-- Stated task --
Output a single figure: the number of lines in which the word "ffffff" appears.
[Start Extracted entries]
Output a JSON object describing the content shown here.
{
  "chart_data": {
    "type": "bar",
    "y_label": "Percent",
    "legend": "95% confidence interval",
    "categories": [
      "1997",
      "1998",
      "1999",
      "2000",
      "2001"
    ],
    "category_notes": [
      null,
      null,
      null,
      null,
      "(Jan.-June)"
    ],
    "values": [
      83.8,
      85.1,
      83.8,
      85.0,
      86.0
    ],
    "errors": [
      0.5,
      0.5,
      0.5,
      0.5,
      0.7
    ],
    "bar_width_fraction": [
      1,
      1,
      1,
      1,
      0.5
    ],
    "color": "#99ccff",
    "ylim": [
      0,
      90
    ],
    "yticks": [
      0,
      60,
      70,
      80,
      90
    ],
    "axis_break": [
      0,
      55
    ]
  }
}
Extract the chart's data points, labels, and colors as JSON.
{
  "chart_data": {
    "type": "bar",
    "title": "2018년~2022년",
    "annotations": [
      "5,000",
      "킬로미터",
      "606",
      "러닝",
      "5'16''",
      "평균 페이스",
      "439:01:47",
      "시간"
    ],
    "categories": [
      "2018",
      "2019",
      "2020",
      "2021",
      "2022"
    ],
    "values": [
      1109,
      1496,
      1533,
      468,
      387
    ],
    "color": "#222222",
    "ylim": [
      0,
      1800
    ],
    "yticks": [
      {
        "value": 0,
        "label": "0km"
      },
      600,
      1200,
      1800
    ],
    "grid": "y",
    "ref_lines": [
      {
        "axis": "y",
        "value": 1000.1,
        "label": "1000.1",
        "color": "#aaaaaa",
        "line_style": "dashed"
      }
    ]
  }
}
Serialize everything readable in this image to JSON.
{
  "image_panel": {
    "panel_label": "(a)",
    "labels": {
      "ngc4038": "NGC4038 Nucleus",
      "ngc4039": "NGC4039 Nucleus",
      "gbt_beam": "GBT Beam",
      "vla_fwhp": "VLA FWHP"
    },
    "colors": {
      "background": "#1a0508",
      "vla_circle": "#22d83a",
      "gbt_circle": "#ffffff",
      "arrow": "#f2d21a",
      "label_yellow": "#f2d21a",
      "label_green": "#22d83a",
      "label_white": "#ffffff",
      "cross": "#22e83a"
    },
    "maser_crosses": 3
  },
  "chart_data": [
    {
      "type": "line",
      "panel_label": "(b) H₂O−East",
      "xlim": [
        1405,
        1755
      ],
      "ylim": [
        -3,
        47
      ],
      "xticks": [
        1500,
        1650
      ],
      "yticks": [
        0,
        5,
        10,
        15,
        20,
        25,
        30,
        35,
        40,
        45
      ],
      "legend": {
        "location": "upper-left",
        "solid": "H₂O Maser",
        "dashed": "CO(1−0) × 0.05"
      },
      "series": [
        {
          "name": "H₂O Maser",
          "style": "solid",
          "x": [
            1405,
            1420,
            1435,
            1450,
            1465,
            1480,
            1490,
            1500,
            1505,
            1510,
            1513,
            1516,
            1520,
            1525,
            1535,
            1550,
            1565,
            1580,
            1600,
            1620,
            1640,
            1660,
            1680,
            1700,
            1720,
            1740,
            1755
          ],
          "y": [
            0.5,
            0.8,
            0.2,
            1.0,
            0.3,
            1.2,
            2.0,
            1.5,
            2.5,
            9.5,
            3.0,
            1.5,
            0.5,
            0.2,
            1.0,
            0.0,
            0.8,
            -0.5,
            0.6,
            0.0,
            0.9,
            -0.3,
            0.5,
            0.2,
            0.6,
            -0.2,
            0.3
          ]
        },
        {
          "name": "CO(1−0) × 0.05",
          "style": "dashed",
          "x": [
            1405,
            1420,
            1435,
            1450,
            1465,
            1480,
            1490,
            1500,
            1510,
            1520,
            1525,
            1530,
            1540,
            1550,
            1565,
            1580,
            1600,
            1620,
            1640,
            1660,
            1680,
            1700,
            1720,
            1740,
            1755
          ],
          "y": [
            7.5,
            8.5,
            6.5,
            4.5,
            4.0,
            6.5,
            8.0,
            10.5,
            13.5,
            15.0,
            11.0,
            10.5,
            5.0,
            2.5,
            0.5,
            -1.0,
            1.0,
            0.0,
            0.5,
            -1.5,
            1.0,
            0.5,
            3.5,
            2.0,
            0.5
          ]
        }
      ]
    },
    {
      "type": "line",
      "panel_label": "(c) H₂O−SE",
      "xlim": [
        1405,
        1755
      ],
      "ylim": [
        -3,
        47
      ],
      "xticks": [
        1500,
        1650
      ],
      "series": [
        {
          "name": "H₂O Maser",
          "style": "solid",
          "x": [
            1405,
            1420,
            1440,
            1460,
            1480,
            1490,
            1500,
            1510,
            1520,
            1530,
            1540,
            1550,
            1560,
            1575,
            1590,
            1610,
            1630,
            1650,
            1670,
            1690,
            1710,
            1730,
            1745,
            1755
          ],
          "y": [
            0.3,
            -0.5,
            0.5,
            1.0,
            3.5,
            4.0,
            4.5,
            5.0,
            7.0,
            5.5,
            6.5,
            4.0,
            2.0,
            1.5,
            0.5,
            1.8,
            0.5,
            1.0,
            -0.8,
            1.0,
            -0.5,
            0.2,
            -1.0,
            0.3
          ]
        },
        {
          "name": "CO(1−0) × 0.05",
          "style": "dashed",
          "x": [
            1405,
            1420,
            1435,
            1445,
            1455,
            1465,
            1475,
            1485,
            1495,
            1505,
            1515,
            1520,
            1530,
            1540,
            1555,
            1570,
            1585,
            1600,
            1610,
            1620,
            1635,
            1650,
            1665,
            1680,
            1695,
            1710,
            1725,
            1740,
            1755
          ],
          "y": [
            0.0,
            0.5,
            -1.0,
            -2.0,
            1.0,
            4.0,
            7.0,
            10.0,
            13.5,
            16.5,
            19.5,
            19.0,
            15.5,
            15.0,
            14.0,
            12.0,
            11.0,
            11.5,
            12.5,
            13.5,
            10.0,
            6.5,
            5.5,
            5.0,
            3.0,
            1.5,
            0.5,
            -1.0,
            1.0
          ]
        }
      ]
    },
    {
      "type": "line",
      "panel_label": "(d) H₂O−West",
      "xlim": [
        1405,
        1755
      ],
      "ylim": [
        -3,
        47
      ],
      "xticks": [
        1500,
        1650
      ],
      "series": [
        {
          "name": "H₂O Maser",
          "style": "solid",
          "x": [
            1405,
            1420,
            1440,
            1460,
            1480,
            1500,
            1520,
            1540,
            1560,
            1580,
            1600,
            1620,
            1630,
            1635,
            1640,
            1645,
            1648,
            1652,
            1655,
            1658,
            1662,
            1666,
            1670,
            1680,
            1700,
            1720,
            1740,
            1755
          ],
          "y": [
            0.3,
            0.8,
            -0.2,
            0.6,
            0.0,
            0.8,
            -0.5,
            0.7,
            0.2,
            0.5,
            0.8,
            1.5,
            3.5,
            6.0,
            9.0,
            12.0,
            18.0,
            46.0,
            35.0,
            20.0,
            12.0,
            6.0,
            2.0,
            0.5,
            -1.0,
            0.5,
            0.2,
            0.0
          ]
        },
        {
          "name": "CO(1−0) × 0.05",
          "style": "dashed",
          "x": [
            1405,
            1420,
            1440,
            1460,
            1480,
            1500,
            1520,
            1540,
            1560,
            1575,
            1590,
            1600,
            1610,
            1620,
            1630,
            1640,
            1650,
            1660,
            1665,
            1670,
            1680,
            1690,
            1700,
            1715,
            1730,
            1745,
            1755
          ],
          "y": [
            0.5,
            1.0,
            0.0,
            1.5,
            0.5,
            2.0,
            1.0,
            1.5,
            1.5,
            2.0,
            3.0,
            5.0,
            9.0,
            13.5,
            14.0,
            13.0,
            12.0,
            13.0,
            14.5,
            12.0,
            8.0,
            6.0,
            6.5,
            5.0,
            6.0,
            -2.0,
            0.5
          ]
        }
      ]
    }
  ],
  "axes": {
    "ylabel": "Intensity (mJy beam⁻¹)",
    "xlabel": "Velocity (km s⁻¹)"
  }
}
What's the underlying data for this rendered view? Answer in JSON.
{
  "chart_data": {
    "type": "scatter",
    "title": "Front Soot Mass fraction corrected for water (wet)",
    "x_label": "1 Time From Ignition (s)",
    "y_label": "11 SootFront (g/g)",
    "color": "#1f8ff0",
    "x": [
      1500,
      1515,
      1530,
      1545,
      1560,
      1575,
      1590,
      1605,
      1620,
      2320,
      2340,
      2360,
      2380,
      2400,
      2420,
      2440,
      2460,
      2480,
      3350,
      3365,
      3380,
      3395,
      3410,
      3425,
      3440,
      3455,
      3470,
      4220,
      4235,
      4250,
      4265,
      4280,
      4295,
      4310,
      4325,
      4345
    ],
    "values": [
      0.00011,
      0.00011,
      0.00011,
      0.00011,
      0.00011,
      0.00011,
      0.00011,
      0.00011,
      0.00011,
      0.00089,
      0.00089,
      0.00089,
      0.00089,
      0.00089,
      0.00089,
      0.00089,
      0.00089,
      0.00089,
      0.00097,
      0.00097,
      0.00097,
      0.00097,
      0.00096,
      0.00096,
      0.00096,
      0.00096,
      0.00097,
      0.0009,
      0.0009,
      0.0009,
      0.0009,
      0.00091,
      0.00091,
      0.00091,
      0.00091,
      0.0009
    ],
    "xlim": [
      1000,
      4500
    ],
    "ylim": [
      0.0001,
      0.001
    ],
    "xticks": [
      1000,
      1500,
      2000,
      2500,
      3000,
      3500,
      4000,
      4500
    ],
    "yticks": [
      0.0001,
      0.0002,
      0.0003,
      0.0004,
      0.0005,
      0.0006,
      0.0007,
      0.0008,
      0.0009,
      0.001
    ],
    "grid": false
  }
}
[End Extracted entries]
-- Solved exercise --
2